- _TEXT UNDER STUDY_:
A Minor Annoyance: I would like to take a moment to complain about a minor annoyance in my day. In China everyone must boil the water to make it safe to drink, and then put it in these large canisters, like an oversize thermos. This keeps the water boiling hot all day, and so the teachers all drink boiling water. Boiling water just doesn't quench my thirst in that way you want it to, and I frequently need to take a sip of water, as my throat gets dry. So every night I put a glass of water in the fridge to get cold for the next morning when I teach. And every morning, the teacher will slip up while I'm busy with the students and go pour out my cold water and fill it with hot water. I am sure this is done with the kindest and most thoughtful of intentions, but the truth is it's a total bother. So I have taken to carrying my water with me, or keeping an eye on it at all times. It's become a sort of game. I refuse to show distaste for the kindness of others, so when I get handed a glass of boiling water in 90 degree weather, I must smile appreciatively and drink it.
Thursday, September 17, 2009
And I was your silver lining, but now I'm gold
I love this job. I have had a few fleeting doubts about some things. Nothing here in China, but about the people I left behind. And between every class I get nervous all over again, and worried they'll catch me in my lie. I am not a real teacher. I am not really this confident and full of mirth. And yet, every single class, I come away with an adrenaline boost of joy. Every class full of fifty Chinese children I look at, I know I am about to win them over. So far, two hundred Chinese children under my belt.

- _EXTRACTED RECORDS_:

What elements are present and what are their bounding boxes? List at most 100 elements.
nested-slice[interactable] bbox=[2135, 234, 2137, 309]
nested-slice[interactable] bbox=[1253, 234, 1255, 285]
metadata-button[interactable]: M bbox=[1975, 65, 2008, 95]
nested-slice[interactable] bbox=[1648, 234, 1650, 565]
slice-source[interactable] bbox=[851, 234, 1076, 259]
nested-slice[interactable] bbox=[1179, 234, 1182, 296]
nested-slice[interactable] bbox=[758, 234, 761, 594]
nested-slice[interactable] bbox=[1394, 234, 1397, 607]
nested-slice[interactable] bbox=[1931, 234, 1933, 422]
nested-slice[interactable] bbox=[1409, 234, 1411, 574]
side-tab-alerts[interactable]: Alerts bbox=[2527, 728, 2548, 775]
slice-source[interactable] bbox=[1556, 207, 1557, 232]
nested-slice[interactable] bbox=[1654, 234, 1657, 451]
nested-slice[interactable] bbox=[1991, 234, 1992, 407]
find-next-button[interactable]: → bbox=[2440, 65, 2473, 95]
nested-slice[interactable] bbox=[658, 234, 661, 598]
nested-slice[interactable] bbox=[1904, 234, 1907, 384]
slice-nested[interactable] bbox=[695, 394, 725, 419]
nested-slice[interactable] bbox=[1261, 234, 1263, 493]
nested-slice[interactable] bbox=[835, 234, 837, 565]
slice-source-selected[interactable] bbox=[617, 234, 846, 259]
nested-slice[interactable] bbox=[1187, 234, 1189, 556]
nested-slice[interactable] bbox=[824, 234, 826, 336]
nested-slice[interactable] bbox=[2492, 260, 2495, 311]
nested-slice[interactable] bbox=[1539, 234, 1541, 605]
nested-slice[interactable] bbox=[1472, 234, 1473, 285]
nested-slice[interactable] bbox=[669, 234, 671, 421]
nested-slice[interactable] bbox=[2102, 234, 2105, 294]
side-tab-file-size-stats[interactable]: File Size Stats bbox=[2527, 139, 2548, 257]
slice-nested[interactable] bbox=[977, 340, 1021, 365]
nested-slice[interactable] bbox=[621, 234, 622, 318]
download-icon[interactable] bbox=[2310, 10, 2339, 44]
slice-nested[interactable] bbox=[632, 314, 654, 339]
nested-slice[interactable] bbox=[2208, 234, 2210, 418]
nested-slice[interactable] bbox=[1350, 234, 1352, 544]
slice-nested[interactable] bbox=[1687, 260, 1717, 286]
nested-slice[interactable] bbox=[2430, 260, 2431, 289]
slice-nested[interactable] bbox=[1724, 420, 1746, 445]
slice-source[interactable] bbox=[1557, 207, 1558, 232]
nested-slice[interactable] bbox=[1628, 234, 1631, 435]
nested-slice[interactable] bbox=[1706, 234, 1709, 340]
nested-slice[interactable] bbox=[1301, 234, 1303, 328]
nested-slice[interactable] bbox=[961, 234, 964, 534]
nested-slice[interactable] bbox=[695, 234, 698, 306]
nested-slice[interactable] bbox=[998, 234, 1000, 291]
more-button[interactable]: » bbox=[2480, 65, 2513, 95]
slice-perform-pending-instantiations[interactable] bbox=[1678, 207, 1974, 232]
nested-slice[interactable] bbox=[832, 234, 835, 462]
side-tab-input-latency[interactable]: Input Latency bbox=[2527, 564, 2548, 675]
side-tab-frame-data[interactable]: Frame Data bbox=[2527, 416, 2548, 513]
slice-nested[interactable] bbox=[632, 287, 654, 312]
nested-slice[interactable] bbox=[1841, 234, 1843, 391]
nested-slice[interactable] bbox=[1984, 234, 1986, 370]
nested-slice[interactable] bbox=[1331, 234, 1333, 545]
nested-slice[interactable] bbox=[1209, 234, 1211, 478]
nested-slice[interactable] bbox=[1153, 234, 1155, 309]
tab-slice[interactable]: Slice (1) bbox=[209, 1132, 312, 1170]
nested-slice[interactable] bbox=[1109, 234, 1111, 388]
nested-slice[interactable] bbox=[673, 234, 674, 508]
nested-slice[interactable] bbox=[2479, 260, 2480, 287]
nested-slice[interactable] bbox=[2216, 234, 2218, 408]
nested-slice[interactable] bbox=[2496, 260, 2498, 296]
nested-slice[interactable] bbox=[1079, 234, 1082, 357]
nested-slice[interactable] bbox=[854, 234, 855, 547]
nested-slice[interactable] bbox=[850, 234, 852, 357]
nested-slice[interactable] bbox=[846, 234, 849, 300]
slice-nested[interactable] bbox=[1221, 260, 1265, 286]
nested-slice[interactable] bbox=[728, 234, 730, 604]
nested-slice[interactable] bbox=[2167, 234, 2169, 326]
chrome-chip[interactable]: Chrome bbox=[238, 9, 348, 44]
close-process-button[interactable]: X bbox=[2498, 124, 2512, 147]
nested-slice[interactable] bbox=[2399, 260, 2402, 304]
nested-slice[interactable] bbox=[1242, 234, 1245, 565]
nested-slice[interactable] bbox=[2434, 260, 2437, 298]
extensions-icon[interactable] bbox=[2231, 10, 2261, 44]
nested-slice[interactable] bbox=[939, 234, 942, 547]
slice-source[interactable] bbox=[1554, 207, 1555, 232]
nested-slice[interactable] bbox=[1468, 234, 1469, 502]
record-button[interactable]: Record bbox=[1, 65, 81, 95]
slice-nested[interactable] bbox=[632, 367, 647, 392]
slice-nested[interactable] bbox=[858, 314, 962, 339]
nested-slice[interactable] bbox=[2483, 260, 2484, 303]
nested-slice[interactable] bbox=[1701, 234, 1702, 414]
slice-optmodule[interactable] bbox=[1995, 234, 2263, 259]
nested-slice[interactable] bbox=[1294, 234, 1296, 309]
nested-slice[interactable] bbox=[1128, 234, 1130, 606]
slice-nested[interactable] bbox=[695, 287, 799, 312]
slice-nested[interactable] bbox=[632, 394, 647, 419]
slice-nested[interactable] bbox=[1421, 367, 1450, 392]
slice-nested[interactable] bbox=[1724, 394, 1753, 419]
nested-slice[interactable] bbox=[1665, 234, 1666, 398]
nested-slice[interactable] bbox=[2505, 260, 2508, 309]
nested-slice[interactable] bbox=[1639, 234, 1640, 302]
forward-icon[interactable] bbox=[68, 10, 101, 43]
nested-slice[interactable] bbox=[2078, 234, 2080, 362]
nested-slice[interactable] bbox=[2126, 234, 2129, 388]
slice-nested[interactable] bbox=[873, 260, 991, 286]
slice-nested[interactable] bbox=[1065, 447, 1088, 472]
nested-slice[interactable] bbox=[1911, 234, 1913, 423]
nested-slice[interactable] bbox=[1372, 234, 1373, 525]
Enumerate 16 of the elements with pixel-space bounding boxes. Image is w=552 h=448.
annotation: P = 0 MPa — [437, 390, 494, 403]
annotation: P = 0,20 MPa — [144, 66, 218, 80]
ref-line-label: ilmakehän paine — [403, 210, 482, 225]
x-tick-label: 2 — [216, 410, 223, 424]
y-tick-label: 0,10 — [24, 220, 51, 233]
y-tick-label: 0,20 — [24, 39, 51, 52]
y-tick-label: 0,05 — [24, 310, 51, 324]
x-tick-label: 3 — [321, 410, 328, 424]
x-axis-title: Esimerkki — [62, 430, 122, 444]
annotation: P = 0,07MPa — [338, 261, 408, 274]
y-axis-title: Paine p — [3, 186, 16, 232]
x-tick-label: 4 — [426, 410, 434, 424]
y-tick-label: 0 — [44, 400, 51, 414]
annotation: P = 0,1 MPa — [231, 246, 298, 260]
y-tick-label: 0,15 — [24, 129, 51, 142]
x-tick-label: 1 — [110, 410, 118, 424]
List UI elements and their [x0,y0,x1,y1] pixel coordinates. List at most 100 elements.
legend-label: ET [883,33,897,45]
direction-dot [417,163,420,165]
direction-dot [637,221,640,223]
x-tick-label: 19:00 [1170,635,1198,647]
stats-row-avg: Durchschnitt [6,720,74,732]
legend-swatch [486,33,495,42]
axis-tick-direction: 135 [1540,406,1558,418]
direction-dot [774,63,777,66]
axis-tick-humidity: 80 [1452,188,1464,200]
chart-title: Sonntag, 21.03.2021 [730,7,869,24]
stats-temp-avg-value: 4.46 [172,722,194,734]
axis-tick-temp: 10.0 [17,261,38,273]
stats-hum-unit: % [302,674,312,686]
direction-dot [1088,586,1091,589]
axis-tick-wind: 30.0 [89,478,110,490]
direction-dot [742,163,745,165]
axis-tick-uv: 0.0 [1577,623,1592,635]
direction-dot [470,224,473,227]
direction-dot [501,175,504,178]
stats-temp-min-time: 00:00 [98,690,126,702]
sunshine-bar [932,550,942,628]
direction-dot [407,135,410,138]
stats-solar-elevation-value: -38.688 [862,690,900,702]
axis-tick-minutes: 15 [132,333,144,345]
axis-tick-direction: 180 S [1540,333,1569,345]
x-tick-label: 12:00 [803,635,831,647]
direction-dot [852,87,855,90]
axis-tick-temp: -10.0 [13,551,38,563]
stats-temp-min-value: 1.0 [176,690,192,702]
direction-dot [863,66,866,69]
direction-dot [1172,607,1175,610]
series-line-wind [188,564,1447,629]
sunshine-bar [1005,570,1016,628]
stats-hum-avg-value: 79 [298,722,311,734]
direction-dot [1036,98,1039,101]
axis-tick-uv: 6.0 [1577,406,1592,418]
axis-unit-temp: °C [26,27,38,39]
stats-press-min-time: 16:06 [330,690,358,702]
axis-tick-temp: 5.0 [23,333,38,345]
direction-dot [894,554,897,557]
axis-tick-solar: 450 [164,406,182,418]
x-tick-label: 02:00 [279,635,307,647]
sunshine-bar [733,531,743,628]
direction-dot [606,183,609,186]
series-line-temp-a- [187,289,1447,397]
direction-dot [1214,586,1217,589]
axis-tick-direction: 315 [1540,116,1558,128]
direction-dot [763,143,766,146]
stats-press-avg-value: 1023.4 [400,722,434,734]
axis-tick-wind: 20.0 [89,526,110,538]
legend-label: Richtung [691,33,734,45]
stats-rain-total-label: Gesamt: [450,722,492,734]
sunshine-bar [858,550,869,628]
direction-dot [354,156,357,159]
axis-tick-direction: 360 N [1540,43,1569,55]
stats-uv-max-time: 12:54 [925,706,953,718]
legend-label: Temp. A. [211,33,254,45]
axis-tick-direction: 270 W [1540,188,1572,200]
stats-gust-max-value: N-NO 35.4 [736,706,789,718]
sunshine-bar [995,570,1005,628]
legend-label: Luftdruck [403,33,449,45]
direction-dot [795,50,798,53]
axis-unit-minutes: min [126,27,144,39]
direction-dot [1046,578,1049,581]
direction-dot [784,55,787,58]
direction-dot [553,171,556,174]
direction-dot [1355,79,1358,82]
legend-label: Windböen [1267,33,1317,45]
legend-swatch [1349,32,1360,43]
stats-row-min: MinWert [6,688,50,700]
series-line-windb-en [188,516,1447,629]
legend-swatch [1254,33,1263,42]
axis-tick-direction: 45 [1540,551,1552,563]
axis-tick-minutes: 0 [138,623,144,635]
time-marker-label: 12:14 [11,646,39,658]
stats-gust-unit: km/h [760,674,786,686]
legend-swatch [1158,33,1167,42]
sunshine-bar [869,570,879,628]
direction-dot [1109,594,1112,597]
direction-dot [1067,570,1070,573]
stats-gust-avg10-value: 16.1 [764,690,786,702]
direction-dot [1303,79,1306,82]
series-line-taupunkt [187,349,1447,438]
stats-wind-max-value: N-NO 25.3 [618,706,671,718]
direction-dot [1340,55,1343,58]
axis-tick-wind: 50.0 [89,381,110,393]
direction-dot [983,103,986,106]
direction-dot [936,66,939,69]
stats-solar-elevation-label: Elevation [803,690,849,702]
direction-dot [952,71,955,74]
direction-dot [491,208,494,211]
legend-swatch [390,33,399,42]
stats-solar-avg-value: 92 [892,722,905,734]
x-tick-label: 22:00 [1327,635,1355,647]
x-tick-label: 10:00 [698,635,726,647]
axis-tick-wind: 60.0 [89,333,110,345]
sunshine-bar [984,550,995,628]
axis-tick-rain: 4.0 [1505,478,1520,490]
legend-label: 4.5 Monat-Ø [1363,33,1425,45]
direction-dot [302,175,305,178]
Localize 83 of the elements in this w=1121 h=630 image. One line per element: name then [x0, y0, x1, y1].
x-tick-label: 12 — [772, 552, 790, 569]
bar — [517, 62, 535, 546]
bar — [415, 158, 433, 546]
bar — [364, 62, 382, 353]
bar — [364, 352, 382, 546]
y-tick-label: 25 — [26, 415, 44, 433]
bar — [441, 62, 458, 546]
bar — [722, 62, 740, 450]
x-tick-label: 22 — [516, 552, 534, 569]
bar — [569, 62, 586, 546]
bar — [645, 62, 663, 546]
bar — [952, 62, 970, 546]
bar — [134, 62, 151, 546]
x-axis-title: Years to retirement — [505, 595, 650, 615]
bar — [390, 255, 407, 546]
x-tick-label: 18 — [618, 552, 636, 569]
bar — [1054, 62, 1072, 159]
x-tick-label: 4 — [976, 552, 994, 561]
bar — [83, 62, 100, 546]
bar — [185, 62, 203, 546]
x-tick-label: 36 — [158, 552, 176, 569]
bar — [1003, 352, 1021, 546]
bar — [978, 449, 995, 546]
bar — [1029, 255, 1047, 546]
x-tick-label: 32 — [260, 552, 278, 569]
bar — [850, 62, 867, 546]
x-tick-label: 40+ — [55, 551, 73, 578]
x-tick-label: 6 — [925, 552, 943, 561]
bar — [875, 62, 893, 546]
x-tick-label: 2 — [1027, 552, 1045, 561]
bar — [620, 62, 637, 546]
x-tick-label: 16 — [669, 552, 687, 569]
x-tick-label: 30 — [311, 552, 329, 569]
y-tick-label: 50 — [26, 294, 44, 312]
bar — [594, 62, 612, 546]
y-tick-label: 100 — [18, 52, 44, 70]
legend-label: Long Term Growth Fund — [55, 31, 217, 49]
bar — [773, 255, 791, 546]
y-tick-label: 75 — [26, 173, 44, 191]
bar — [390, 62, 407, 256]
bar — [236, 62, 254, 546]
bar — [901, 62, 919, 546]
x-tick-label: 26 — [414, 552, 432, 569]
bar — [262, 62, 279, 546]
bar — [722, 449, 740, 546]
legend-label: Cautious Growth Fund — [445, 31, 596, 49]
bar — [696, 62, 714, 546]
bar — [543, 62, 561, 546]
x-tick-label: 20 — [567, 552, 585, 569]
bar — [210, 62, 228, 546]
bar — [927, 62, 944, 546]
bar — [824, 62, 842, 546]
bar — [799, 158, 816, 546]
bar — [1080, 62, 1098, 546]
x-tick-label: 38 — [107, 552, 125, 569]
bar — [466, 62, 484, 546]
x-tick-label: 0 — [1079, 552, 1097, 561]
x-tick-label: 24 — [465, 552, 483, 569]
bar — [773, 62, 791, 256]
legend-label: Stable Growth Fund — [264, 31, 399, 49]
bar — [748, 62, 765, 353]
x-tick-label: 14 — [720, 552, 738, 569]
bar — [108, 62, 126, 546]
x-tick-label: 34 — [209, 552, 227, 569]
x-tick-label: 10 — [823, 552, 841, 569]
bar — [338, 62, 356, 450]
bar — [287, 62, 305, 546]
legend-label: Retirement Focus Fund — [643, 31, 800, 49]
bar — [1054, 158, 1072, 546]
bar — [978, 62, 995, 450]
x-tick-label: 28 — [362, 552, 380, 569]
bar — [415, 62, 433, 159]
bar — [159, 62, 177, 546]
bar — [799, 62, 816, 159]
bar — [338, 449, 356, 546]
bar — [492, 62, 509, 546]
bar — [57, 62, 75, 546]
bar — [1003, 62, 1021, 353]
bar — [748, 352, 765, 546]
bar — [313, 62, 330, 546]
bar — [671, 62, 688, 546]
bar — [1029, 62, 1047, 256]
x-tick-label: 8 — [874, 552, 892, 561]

- _ASSIGNMENT_: Carry on the text about teaching children in China, starting right after its final sentence. The entries are not used in any of this work.

- _RESULT OF THIS TASK_:
A van comes to pick me up to take me to the school in the mornings at 7:30. Yesterday morning I stood outside the school gate with the same panicky-excited feeling of catching the bus for the first day of school. The driver took me to the school and accompanied me to my first classroom. When I walked in, it was to a flurry of applause, which is a wonderful feeling in any circumstance. And the students with their wide eyes, and their mouths hanging open... all my students are like enthusiastic puppies. I'm sure that will wear off once they get used to me. I think we all had a lot of fun. We played games, I danced and sang, I made endless rounds walking up and down the aisles asking everyone direct questions. This is trouble I'm having. I'm supposed to make them talk, but I don't know how to when there are so many of them. I have two options. I can make them repeat things I say in unison, which isn't very good for helping them learn. Or I can go around the room and ask each of them individually to speak, which takes a lot of time. I prefer to make them speak individually, so they get used to hearing what their own voices sound like making English words, instead of a chorus of voices all saying the same thing. I don't make it too complicated, though, because they are shy and sometimes when I make them speak they finish, and drop down in their seats, and put their books over their heads in embarrassment! Though it's very amusing, it makes me want to go easier on them. I want them to want to talk to me.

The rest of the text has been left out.